Verbatim output of all the material below is required.

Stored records
↓↓↓

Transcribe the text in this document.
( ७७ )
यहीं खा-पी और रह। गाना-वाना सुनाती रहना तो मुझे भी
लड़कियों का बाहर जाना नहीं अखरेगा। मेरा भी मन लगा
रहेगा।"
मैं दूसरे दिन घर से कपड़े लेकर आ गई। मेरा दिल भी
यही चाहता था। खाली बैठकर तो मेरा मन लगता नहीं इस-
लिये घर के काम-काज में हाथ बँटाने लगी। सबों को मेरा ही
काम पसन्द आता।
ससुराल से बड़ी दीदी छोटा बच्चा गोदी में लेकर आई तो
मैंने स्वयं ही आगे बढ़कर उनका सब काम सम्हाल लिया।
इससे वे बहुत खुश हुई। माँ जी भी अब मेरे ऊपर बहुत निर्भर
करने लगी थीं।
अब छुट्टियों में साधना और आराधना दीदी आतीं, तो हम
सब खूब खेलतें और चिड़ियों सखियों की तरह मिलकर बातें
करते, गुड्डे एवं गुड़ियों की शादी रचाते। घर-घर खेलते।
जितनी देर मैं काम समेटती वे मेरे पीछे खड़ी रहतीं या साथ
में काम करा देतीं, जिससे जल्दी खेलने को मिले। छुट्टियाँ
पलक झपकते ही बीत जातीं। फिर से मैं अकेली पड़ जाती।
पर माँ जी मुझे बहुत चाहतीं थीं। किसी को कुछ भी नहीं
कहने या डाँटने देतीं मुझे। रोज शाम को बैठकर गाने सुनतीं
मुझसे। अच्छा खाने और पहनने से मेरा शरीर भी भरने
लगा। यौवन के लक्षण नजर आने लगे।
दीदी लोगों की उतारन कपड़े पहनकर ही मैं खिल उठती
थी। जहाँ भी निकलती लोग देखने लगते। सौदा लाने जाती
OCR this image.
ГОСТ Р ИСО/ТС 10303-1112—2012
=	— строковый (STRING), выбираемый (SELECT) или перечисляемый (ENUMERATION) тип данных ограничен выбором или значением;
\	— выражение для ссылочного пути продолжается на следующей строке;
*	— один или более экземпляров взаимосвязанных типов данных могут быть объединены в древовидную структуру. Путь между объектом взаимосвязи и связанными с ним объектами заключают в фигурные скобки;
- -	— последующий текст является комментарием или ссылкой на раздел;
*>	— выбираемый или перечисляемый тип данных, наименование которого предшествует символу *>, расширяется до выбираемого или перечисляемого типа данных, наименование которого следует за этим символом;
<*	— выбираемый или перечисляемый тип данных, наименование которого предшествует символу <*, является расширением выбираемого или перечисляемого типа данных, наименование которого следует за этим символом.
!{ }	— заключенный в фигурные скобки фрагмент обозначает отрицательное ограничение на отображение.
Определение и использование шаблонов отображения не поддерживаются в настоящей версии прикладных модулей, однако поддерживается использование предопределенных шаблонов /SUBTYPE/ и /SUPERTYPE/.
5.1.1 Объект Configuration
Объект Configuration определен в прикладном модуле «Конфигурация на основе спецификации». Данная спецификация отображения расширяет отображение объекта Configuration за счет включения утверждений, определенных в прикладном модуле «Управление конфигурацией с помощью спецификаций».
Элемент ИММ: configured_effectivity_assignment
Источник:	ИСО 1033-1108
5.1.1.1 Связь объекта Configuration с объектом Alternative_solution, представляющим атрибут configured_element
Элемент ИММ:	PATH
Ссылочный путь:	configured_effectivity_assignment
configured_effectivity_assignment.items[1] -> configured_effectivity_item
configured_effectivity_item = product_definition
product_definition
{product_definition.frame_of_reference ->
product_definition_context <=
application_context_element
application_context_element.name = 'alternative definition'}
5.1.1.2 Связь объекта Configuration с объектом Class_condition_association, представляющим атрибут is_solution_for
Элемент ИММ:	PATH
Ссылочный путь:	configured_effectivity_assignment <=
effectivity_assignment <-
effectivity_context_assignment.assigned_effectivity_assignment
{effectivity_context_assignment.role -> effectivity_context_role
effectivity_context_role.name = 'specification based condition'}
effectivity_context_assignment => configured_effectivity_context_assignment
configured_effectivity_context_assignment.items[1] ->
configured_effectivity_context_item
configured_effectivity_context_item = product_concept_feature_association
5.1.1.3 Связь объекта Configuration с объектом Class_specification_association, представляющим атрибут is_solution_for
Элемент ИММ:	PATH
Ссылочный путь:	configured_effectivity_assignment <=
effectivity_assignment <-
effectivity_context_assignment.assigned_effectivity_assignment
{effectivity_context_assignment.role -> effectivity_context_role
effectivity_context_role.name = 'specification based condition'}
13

↑↑↑

# Response for this exercise
Transcribe the text in this document.
( ७७ )
यहीं खा-पी और रह। गाना-वाना सुनाती रहना तो मुझे भी
लड़कियों का बाहर जाना नहीं अखरेगा। मेरा भी मन लगा
रहेगा।"
मैं दूसरे दिन घर से कपड़े लेकर आ गई। मेरा दिल भी
यही चाहता था। खाली बैठकर तो मेरा मन लगता नहीं इस-
लिये घर के काम-काज में हाथ बँटाने लगी। सबों को मेरा ही
काम पसन्द आता।
ससुराल से बड़ी दीदी छोटा बच्चा गोदी में लेकर आई तो
मैंने स्वयं ही आगे बढ़कर उनका सब काम सम्हाल लिया।
इससे वे बहुत खुश हुई। माँ जी भी अब मेरे ऊपर बहुत निर्भर
करने लगी थीं।
अब छुट्टियों में साधना और आराधना दीदी आतीं, तो हम
सब खूब खेलतें और चिड़ियों सखियों की तरह मिलकर बातें
करते, गुड्डे एवं गुड़ियों की शादी रचाते। घर-घर खेलते।
जितनी देर मैं काम समेटती वे मेरे पीछे खड़ी रहतीं या साथ
में काम करा देतीं, जिससे जल्दी खेलने को मिले। छुट्टियाँ
पलक झपकते ही बीत जातीं। फिर से मैं अकेली पड़ जाती।
पर माँ जी मुझे बहुत चाहतीं थीं। किसी को कुछ भी नहीं
कहने या डाँटने देतीं मुझे। रोज शाम को बैठकर गाने सुनतीं
मुझसे। अच्छा खाने और पहनने से मेरा शरीर भी भरने
लगा। यौवन के लक्षण नजर आने लगे।
दीदी लोगों की उतारन कपड़े पहनकर ही मैं खिल उठती
थी। जहाँ भी निकलती लोग देखने लगते। सौदा लाने जाती
OCR this image.
ГОСТ Р ИСО/ТС 10303-1112—2012
=	— строковый (STRING), выбираемый (SELECT) или перечисляемый (ENUMERATION) тип данных ограничен выбором или значением;
\	— выражение для ссылочного пути продолжается на следующей строке;
*	— один или более экземпляров взаимосвязанных типов данных могут быть объединены в древовидную структуру. Путь между объектом взаимосвязи и связанными с ним объектами заключают в фигурные скобки;
- -	— последующий текст является комментарием или ссылкой на раздел;
*>	— выбираемый или перечисляемый тип данных, наименование которого предшествует символу *>, расширяется до выбираемого или перечисляемого типа данных, наименование которого следует за этим символом;
<*	— выбираемый или перечисляемый тип данных, наименование которого предшествует символу <*, является расширением выбираемого или перечисляемого типа данных, наименование которого следует за этим символом.
!{ }	— заключенный в фигурные скобки фрагмент обозначает отрицательное ограничение на отображение.
Определение и использование шаблонов отображения не поддерживаются в настоящей версии прикладных модулей, однако поддерживается использование предопределенных шаблонов /SUBTYPE/ и /SUPERTYPE/.
5.1.1 Объект Configuration
Объект Configuration определен в прикладном модуле «Конфигурация на основе спецификации». Данная спецификация отображения расширяет отображение объекта Configuration за счет включения утверждений, определенных в прикладном модуле «Управление конфигурацией с помощью спецификаций».
Элемент ИММ: configured_effectivity_assignment
Источник:	ИСО 1033-1108
5.1.1.1 Связь объекта Configuration с объектом Alternative_solution, представляющим атрибут configured_element
Элемент ИММ:	PATH
Ссылочный путь:	configured_effectivity_assignment
configured_effectivity_assignment.items[1] -> configured_effectivity_item
configured_effectivity_item = product_definition
product_definition
{product_definition.frame_of_reference ->
product_definition_context <=
application_context_element
application_context_element.name = 'alternative definition'}
5.1.1.2 Связь объекта Configuration с объектом Class_condition_association, представляющим атрибут is_solution_for
Элемент ИММ:	PATH
Ссылочный путь:	configured_effectivity_assignment <=
effectivity_assignment <-
effectivity_context_assignment.assigned_effectivity_assignment
{effectivity_context_assignment.role -> effectivity_context_role
effectivity_context_role.name = 'specification based condition'}
effectivity_context_assignment => configured_effectivity_context_assignment
configured_effectivity_context_assignment.items[1] ->
configured_effectivity_context_item
configured_effectivity_context_item = product_concept_feature_association
5.1.1.3 Связь объекта Configuration с объектом Class_specification_association, представляющим атрибут is_solution_for
Элемент ИММ:	PATH
Ссылочный путь:	configured_effectivity_assignment <=
effectivity_assignment <-
effectivity_context_assignment.assigned_effectivity_assignment
{effectivity_context_assignment.role -> effectivity_context_role
effectivity_context_role.name = 'specification based condition'}
13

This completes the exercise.